*THE RECORDS*:
────────────────

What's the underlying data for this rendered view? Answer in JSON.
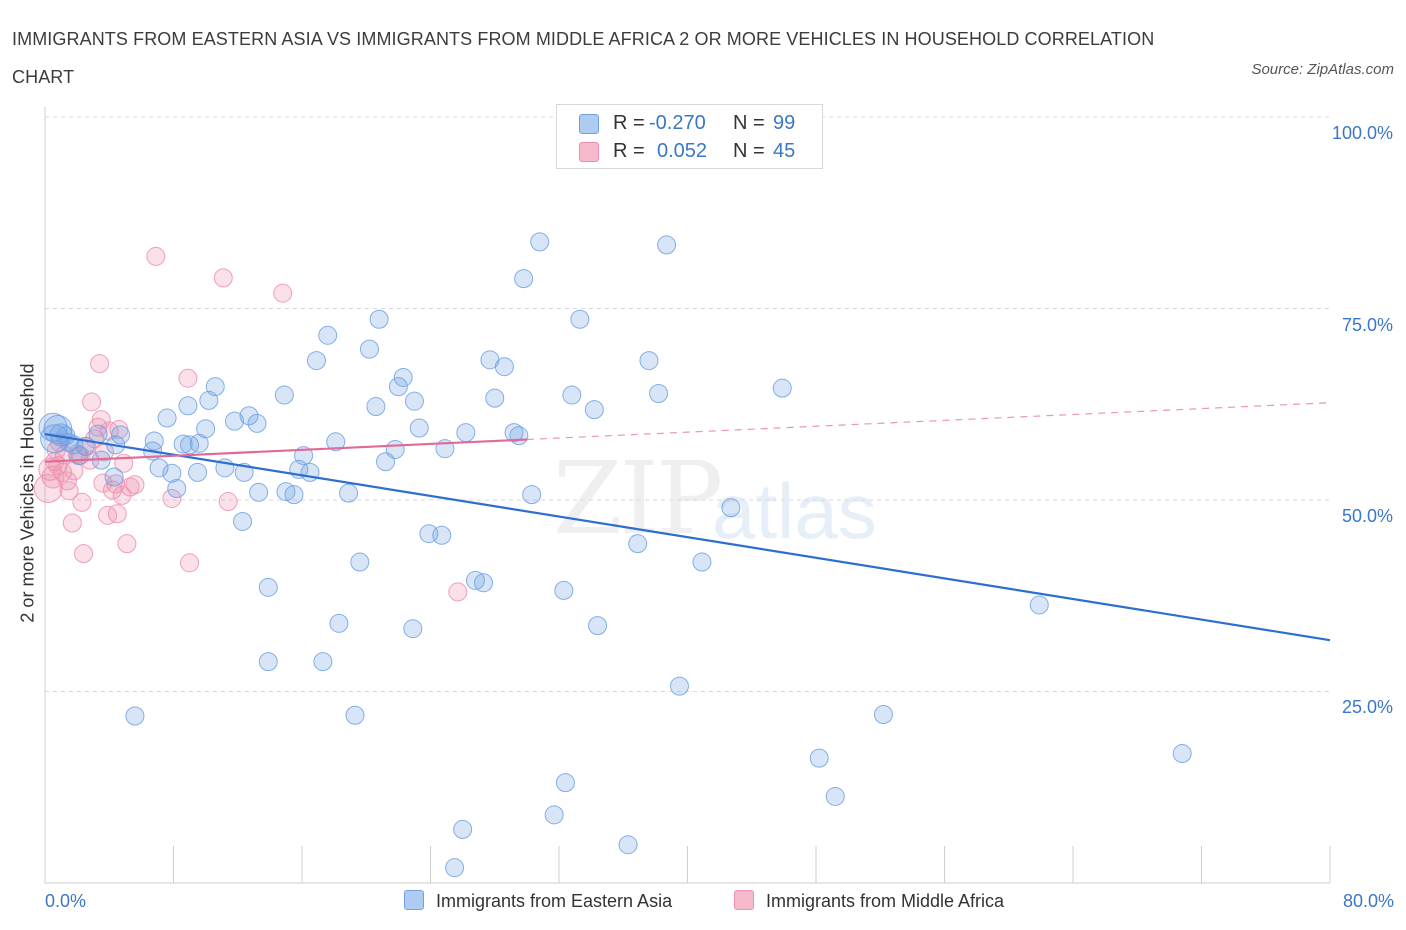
{
  "title": "IMMIGRANTS FROM EASTERN ASIA VS IMMIGRANTS FROM MIDDLE AFRICA 2 OR MORE VEHICLES IN HOUSEHOLD CORRELATION CHART",
  "source": "Source: ZipAtlas.com",
  "watermark": {
    "zip": "ZIP",
    "atlas": "atlas"
  },
  "legend": {
    "rows": [
      {
        "r_label": "R =",
        "r_value": "-0.270",
        "n_label": "N =",
        "n_value": "99",
        "color": "#aecbf2"
      },
      {
        "r_label": "R =",
        "r_value": "0.052",
        "n_label": "N =",
        "n_value": "45",
        "color": "#f7b8cc"
      }
    ]
  },
  "colors": {
    "blue_point": "#6fa2e4",
    "blue_line": "#2d6fce",
    "pink_point": "#ee8fae",
    "pink_line": "#e16a95",
    "axis_text": "#3a77c8"
  },
  "chart_data": {
    "type": "scatter",
    "title": "IMMIGRANTS FROM EASTERN ASIA VS IMMIGRANTS FROM MIDDLE AFRICA 2 OR MORE VEHICLES IN HOUSEHOLD CORRELATION CHART",
    "xlabel": "",
    "ylabel": "2 or more Vehicles in Household",
    "xlim": [
      0,
      80
    ],
    "ylim": [
      0,
      100
    ],
    "x_tick_labels": [
      "0.0%",
      "80.0%"
    ],
    "y_ticks": [
      25,
      50,
      75,
      100
    ],
    "y_tick_labels": [
      "25.0%",
      "50.0%",
      "75.0%",
      "100.0%"
    ],
    "grid": true,
    "legend_position": "bottom",
    "series": [
      {
        "name": "Immigrants from Eastern Asia",
        "R": -0.27,
        "N": 99,
        "trend": {
          "x": [
            0,
            80
          ],
          "y": [
            58.6,
            31.7
          ]
        },
        "points": [
          [
            0.5,
            59.5,
            3
          ],
          [
            0.8,
            59.2,
            3
          ],
          [
            1.0,
            58.5,
            2
          ],
          [
            0.6,
            58.0,
            3
          ],
          [
            1.3,
            58.4,
            1
          ],
          [
            1.8,
            57.2,
            1
          ],
          [
            2.5,
            57.0,
            1
          ],
          [
            3.3,
            58.6,
            1
          ],
          [
            4.7,
            58.5,
            1
          ],
          [
            4.4,
            57.2,
            1
          ],
          [
            3.5,
            55.2,
            1
          ],
          [
            6.7,
            56.4,
            1
          ],
          [
            6.8,
            57.7,
            1
          ],
          [
            7.1,
            54.2,
            1
          ],
          [
            7.9,
            53.5,
            1
          ],
          [
            7.6,
            60.7,
            1
          ],
          [
            8.2,
            51.5,
            1
          ],
          [
            8.6,
            57.3,
            1
          ],
          [
            9.0,
            57.2,
            1
          ],
          [
            8.9,
            62.3,
            1
          ],
          [
            9.5,
            53.6,
            1
          ],
          [
            9.6,
            57.4,
            1
          ],
          [
            10.0,
            59.3,
            1
          ],
          [
            10.2,
            63.0,
            1
          ],
          [
            10.6,
            64.8,
            1
          ],
          [
            11.2,
            54.2,
            1
          ],
          [
            11.8,
            60.3,
            1
          ],
          [
            12.3,
            47.2,
            1
          ],
          [
            12.4,
            53.6,
            1
          ],
          [
            12.7,
            61.0,
            1
          ],
          [
            13.2,
            60.0,
            1
          ],
          [
            13.3,
            51.0,
            1
          ],
          [
            13.9,
            38.6,
            1
          ],
          [
            13.9,
            28.9,
            1
          ],
          [
            14.9,
            63.7,
            1
          ],
          [
            15.0,
            51.1,
            1
          ],
          [
            15.5,
            50.7,
            1
          ],
          [
            15.8,
            54.0,
            1
          ],
          [
            16.1,
            55.8,
            1
          ],
          [
            16.5,
            53.6,
            1
          ],
          [
            16.9,
            68.2,
            1
          ],
          [
            17.3,
            28.9,
            1
          ],
          [
            17.6,
            71.5,
            1
          ],
          [
            18.1,
            57.6,
            1
          ],
          [
            18.3,
            33.9,
            1
          ],
          [
            18.9,
            50.9,
            1
          ],
          [
            19.3,
            21.9,
            1
          ],
          [
            19.6,
            41.9,
            1
          ],
          [
            20.2,
            69.7,
            1
          ],
          [
            20.6,
            62.2,
            1
          ],
          [
            20.8,
            73.6,
            1
          ],
          [
            21.2,
            55.0,
            1
          ],
          [
            21.8,
            56.6,
            1
          ],
          [
            22.0,
            64.8,
            1
          ],
          [
            22.3,
            66.0,
            1
          ],
          [
            22.9,
            33.2,
            1
          ],
          [
            23.0,
            62.9,
            1
          ],
          [
            23.3,
            59.4,
            1
          ],
          [
            23.9,
            45.6,
            1
          ],
          [
            24.7,
            45.4,
            1
          ],
          [
            24.9,
            56.7,
            1
          ],
          [
            26.2,
            58.8,
            1
          ],
          [
            26.8,
            39.5,
            1
          ],
          [
            27.3,
            39.2,
            1
          ],
          [
            27.7,
            68.3,
            1
          ],
          [
            28.0,
            63.3,
            1
          ],
          [
            28.6,
            67.4,
            1
          ],
          [
            29.2,
            58.8,
            1
          ],
          [
            29.5,
            58.4,
            1
          ],
          [
            29.8,
            78.9,
            1
          ],
          [
            30.3,
            50.7,
            1
          ],
          [
            30.8,
            83.7,
            1
          ],
          [
            31.7,
            8.9,
            1
          ],
          [
            32.3,
            38.2,
            1
          ],
          [
            32.4,
            13.1,
            1
          ],
          [
            32.8,
            63.7,
            1
          ],
          [
            33.3,
            73.6,
            1
          ],
          [
            34.2,
            61.8,
            1
          ],
          [
            34.4,
            33.6,
            1
          ],
          [
            36.3,
            5.0,
            1
          ],
          [
            36.9,
            44.3,
            1
          ],
          [
            37.6,
            68.2,
            1
          ],
          [
            38.2,
            63.9,
            1
          ],
          [
            38.7,
            83.3,
            1
          ],
          [
            39.5,
            25.7,
            1
          ],
          [
            40.9,
            41.9,
            1
          ],
          [
            42.7,
            49.0,
            1
          ],
          [
            45.9,
            64.6,
            1
          ],
          [
            48.2,
            16.3,
            1
          ],
          [
            49.2,
            11.3,
            1
          ],
          [
            52.2,
            22.0,
            1
          ],
          [
            61.9,
            36.3,
            1
          ],
          [
            70.8,
            16.9,
            1
          ],
          [
            5.6,
            21.8,
            1
          ],
          [
            26.0,
            7.0,
            1
          ],
          [
            25.5,
            2.0,
            1
          ],
          [
            4.3,
            53.0,
            1
          ],
          [
            2.1,
            55.8,
            1
          ],
          [
            1.5,
            57.5,
            1
          ]
        ]
      },
      {
        "name": "Immigrants from Middle Africa",
        "R": 0.052,
        "N": 45,
        "trend": {
          "x": [
            0,
            30
          ],
          "y": [
            55.0,
            57.9
          ]
        },
        "trend_extension": {
          "x": [
            30,
            80
          ],
          "y": [
            57.9,
            62.7
          ]
        },
        "points": [
          [
            0.2,
            51.5,
            3
          ],
          [
            0.3,
            54.0,
            2
          ],
          [
            0.5,
            53.0,
            2
          ],
          [
            0.6,
            55.0,
            1
          ],
          [
            0.7,
            56.5,
            1
          ],
          [
            0.8,
            54.5,
            1
          ],
          [
            1.2,
            55.9,
            1
          ],
          [
            1.4,
            52.5,
            1
          ],
          [
            1.5,
            51.2,
            1
          ],
          [
            1.7,
            47.0,
            1
          ],
          [
            1.8,
            53.8,
            1
          ],
          [
            2.0,
            56.0,
            1
          ],
          [
            2.2,
            55.8,
            1
          ],
          [
            2.4,
            43.0,
            1
          ],
          [
            2.6,
            57.0,
            1
          ],
          [
            2.8,
            55.2,
            1
          ],
          [
            2.9,
            62.8,
            1
          ],
          [
            3.1,
            58.0,
            1
          ],
          [
            3.3,
            59.5,
            1
          ],
          [
            3.4,
            67.8,
            1
          ],
          [
            3.5,
            60.5,
            1
          ],
          [
            3.7,
            56.3,
            1
          ],
          [
            3.9,
            48.0,
            1
          ],
          [
            4.0,
            59.0,
            1
          ],
          [
            4.2,
            51.3,
            1
          ],
          [
            4.4,
            52.1,
            1
          ],
          [
            4.5,
            48.2,
            1
          ],
          [
            4.6,
            59.2,
            1
          ],
          [
            4.9,
            54.8,
            1
          ],
          [
            5.1,
            44.3,
            1
          ],
          [
            5.3,
            51.7,
            1
          ],
          [
            5.6,
            52.0,
            1
          ],
          [
            6.9,
            81.8,
            1
          ],
          [
            7.9,
            50.2,
            1
          ],
          [
            8.9,
            65.9,
            1
          ],
          [
            9.0,
            41.8,
            1
          ],
          [
            11.1,
            79.0,
            1
          ],
          [
            11.4,
            49.8,
            1
          ],
          [
            14.8,
            77.0,
            1
          ],
          [
            25.7,
            38.0,
            1
          ],
          [
            0.9,
            57.5,
            1
          ],
          [
            1.1,
            53.6,
            1
          ],
          [
            2.3,
            49.7,
            1
          ],
          [
            3.6,
            52.2,
            1
          ],
          [
            4.8,
            50.6,
            1
          ]
        ]
      }
    ]
  }
}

────────────────

*WHAT THIS TASK INVOLVES*: Track down every line holding the string "name" and copy it.

*FINAL RESULT*:
        "name": "Immigrants from Eastern Asia",
        "name": "Immigrants from Middle Africa",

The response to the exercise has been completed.